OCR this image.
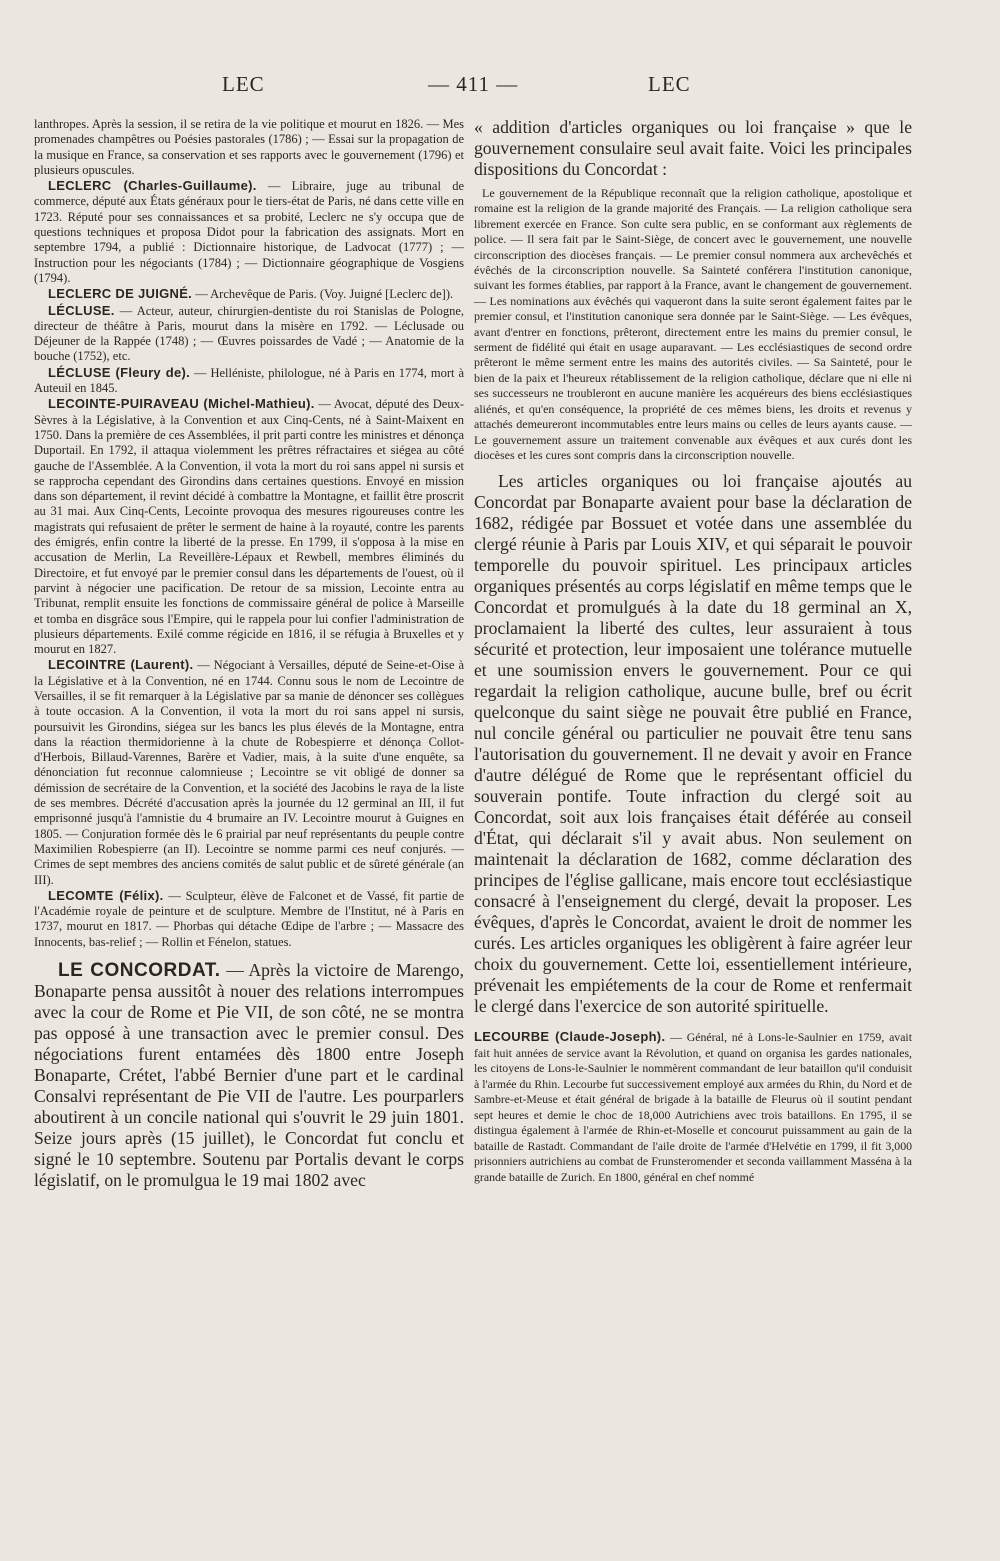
LEC	— 411 —	LEC

lanthropes. Après la session, il se retira de la vie politique et mourut en 1826. — Mes promenades champêtres ou Poésies pastorales (1786) ; — Essai sur la propagation de la musique en France, sa conservation et ses rapports avec le gouvernement (1796) et plusieurs opuscules.

LECLERC (Charles-Guillaume). — Libraire, juge au tribunal de commerce, député aux États généraux pour le tiers-état de Paris, né dans cette ville en 1723. Réputé pour ses connaissances et sa probité, Leclerc ne s'y occupa que de questions techniques et proposa Didot pour la fabrication des assignats. Mort en septembre 1794, a publié : Dictionnaire historique, de Ladvocat (1777) ; — Instruction pour les négociants (1784) ; — Dictionnaire géographique de Vosgiens (1794).

LECLERC DE JUIGNÉ. — Archevêque de Paris. (Voy. Juigné [Leclerc de]).

LÉCLUSE. — Acteur, auteur, chirurgien-dentiste du roi Stanislas de Pologne, directeur de théâtre à Paris, mourut dans la misère en 1792. — Léclusade ou Déjeuner de la Rappée (1748) ; — Œuvres poissardes de Vadé ; — Anatomie de la bouche (1752), etc.

LÉCLUSE (Fleury de). — Helléniste, philologue, né à Paris en 1774, mort à Auteuil en 1845.

LECOINTE-PUIRAVEAU (Michel-Mathieu). — Avocat, député des Deux-Sèvres à la Législative, à la Convention et aux Cinq-Cents, né à Saint-Maixent en 1750. Dans la première de ces Assemblées, il prit parti contre les ministres et dénonça Duportail. En 1792, il attaqua violemment les prêtres réfractaires et siégea au côté gauche de l'Assemblée. A la Convention, il vota la mort du roi sans appel ni sursis et se rapprocha cependant des Girondins dans certaines questions. Envoyé en mission dans son département, il revint décidé à combattre la Montagne, et faillit être proscrit au 31 mai. Aux Cinq-Cents, Lecointe provoqua des mesures rigoureuses contre les magistrats qui refusaient de prêter le serment de haine à la royauté, contre les parents des émigrés, enfin contre la liberté de la presse. En 1799, il s'opposa à la mise en accusation de Merlin, La Reveillère-Lépaux et Rewbell, membres éliminés du Directoire, et fut envoyé par le premier consul dans les départements de l'ouest, où il parvint à négocier une pacification. De retour de sa mission, Lecointe entra au Tribunat, remplit ensuite les fonctions de commissaire général de police à Marseille et tomba en disgrâce sous l'Empire, qui le rappela pour lui confier l'administration de plusieurs départements. Exilé comme régicide en 1816, il se réfugia à Bruxelles et y mourut en 1827.

LECOINTRE (Laurent). — Négociant à Versailles, député de Seine-et-Oise à la Législative et à la Convention, né en 1744. Connu sous le nom de Lecointre de Versailles, il se fit remarquer à la Législative par sa manie de dénoncer ses collègues à toute occasion. A la Convention, il vota la mort du roi sans appel ni sursis, poursuivit les Girondins, siégea sur les bancs les plus élevés de la Montagne, entra dans la réaction thermidorienne à la chute de Robespierre et dénonça Collot-d'Herbois, Billaud-Varennes, Barère et Vadier, mais, à la suite d'une enquête, sa dénonciation fut reconnue calomnieuse ; Lecointre se vit obligé de donner sa démission de secrétaire de la Convention, et la société des Jacobins le raya de la liste de ses membres. Décrété d'accusation après la journée du 12 germinal an III, il fut emprisonné jusqu'à l'amnistie du 4 brumaire an IV. Lecointre mourut à Guignes en 1805. — Conjuration formée dès le 6 prairial par neuf représentants du peuple contre Maximilien Robespierre (an II). Lecointre se nomme parmi ces neuf conjurés. — Crimes de sept membres des anciens comités de salut public et de sûreté générale (an III).

LECOMTE (Félix). — Sculpteur, élève de Falconet et de Vassé, fit partie de l'Académie royale de peinture et de sculpture. Membre de l'Institut, né à Paris en 1737, mourut en 1817. — Phorbas qui détache Œdipe de l'arbre ; — Massacre des Innocents, bas-relief ; — Rollin et Fénelon, statues.

LE CONCORDAT. — Après la victoire de Marengo, Bonaparte pensa aussitôt à nouer des relations interrompues avec la cour de Rome et Pie VII, de son côté, ne se montra pas opposé à une transaction avec le premier consul. Des négociations furent entamées dès 1800 entre Joseph Bonaparte, Crétet, l'abbé Bernier d'une part et le cardinal Consalvi représentant de Pie VII de l'autre. Les pourparlers aboutirent à un concile national qui s'ouvrit le 29 juin 1801. Seize jours après (15 juillet), le Concordat fut conclu et signé le 10 septembre. Soutenu par Portalis devant le corps législatif, on le promulgua le 19 mai 1802 avec

« addition d'articles organiques ou loi française » que le gouvernement consulaire seul avait faite. Voici les principales dispositions du Concordat :

Le gouvernement de la République reconnaît que la religion catholique, apostolique et romaine est la religion de la grande majorité des Français. — La religion catholique sera librement exercée en France. Son culte sera public, en se conformant aux règlements de police. — Il sera fait par le Saint-Siège, de concert avec le gouvernement, une nouvelle circonscription des diocèses français. — Le premier consul nommera aux archevêchés et évêchés de la circonscription nouvelle. Sa Sainteté conférera l'institution canonique, suivant les formes établies, par rapport à la France, avant le changement de gouvernement. — Les nominations aux évêchés qui vaqueront dans la suite seront également faites par le premier consul, et l'institution canonique sera donnée par le Saint-Siège. — Les évêques, avant d'entrer en fonctions, prêteront, directement entre les mains du premier consul, le serment de fidélité qui était en usage auparavant. — Les ecclésiastiques de second ordre prêteront le même serment entre les mains des autorités civiles. — Sa Sainteté, pour le bien de la paix et l'heureux rétablissement de la religion catholique, déclare que ni elle ni ses successeurs ne troubleront en aucune manière les acquéreurs des biens ecclésiastiques aliénés, et qu'en conséquence, la propriété de ces mêmes biens, les droits et revenus y attachés demeureront incommutables entre leurs mains ou celles de leurs ayants cause. — Le gouvernement assure un traitement convenable aux évêques et aux curés dont les diocèses et les cures sont compris dans la circonscription nouvelle.

Les articles organiques ou loi française ajoutés au Concordat par Bonaparte avaient pour base la déclaration de 1682, rédigée par Bossuet et votée dans une assemblée du clergé réunie à Paris par Louis XIV, et qui séparait le pouvoir temporelle du pouvoir spirituel. Les principaux articles organiques présentés au corps législatif en même temps que le Concordat et promulgués à la date du 18 germinal an X, proclamaient la liberté des cultes, leur assuraient à tous sécurité et protection, leur imposaient une tolérance mutuelle et une soumission envers le gouvernement. Pour ce qui regardait la religion catholique, aucune bulle, bref ou écrit quelconque du saint siège ne pouvait être publié en France, nul concile général ou particulier ne pouvait être tenu sans l'autorisation du gouvernement. Il ne devait y avoir en France d'autre délégué de Rome que le représentant officiel du souverain pontife. Toute infraction du clergé soit au Concordat, soit aux lois françaises était déférée au conseil d'État, qui déclarait s'il y avait abus. Non seulement on maintenait la déclaration de 1682, comme déclaration des principes de l'église gallicane, mais encore tout ecclésiastique consacré à l'enseignement du clergé, devait la proposer. Les évêques, d'après le Concordat, avaient le droit de nommer les curés. Les articles organiques les obligèrent à faire agréer leur choix du gouvernement. Cette loi, essentiellement intérieure, prévenait les empiétements de la cour de Rome et renfermait le clergé dans l'exercice de son autorité spirituelle.

LECOURBE (Claude-Joseph). — Général, né à Lons-le-Saulnier en 1759, avait fait huit années de service avant la Révolution, et quand on organisa les gardes nationales, les citoyens de Lons-le-Saulnier le nommèrent commandant de leur bataillon qu'il conduisit à l'armée du Rhin. Lecourbe fut successivement employé aux armées du Rhin, du Nord et de Sambre-et-Meuse et était général de brigade à la bataille de Fleurus où il soutint pendant sept heures et demie le choc de 18,000 Autrichiens avec trois bataillons. En 1795, il se distingua également à l'armée de Rhin-et-Moselle et concourut puissamment au gain de la bataille de Rastadt. Commandant de l'aile droite de l'armée d'Helvétie en 1799, il fit 3,000 prisonniers autrichiens au combat de Frunsteromender et seconda vaillamment Masséna à la grande bataille de Zurich. En 1800, général en chef nommé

WHAT THIS TASK INVOLVES
Pick out each line containing "LÉCLUSE" and report it.

SOLUTION BELOW
LÉCLUSE. — Acteur, auteur, chirurgien-dentiste du roi Stanislas de Pologne, directeur de théâtre à Paris, mourut dans la misère en 1792. — Léclusade ou Déjeuner de la Rappée (1748) ; — Œuvres poissardes de Vadé ; — Anatomie de la bouche (1752), etc.
LÉCLUSE (Fleury de). — Helléniste, philologue, né à Paris en 1774, mort à Auteuil en 1845.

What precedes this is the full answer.